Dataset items
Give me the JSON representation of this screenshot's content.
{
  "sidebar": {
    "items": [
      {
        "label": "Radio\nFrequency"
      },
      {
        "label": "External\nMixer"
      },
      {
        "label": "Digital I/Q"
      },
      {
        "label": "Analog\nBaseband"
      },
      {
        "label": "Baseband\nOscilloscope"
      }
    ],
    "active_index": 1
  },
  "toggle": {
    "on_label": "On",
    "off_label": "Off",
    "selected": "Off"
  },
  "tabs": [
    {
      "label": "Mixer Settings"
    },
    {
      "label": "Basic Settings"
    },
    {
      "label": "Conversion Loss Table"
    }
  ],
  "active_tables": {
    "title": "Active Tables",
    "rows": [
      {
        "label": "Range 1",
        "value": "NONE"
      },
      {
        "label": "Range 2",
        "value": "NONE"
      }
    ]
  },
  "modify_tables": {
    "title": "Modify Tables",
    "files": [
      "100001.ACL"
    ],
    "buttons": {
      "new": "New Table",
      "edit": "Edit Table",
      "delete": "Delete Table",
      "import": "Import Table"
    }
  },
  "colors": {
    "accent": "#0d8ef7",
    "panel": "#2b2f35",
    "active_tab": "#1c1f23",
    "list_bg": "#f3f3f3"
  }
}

> [PROBLEM DETAILS]
Using the listing above, show every line that includes the string "title".

> [COMPLETED EXERCISE]
    "title": "Active Tables",
    "title": "Modify Tables",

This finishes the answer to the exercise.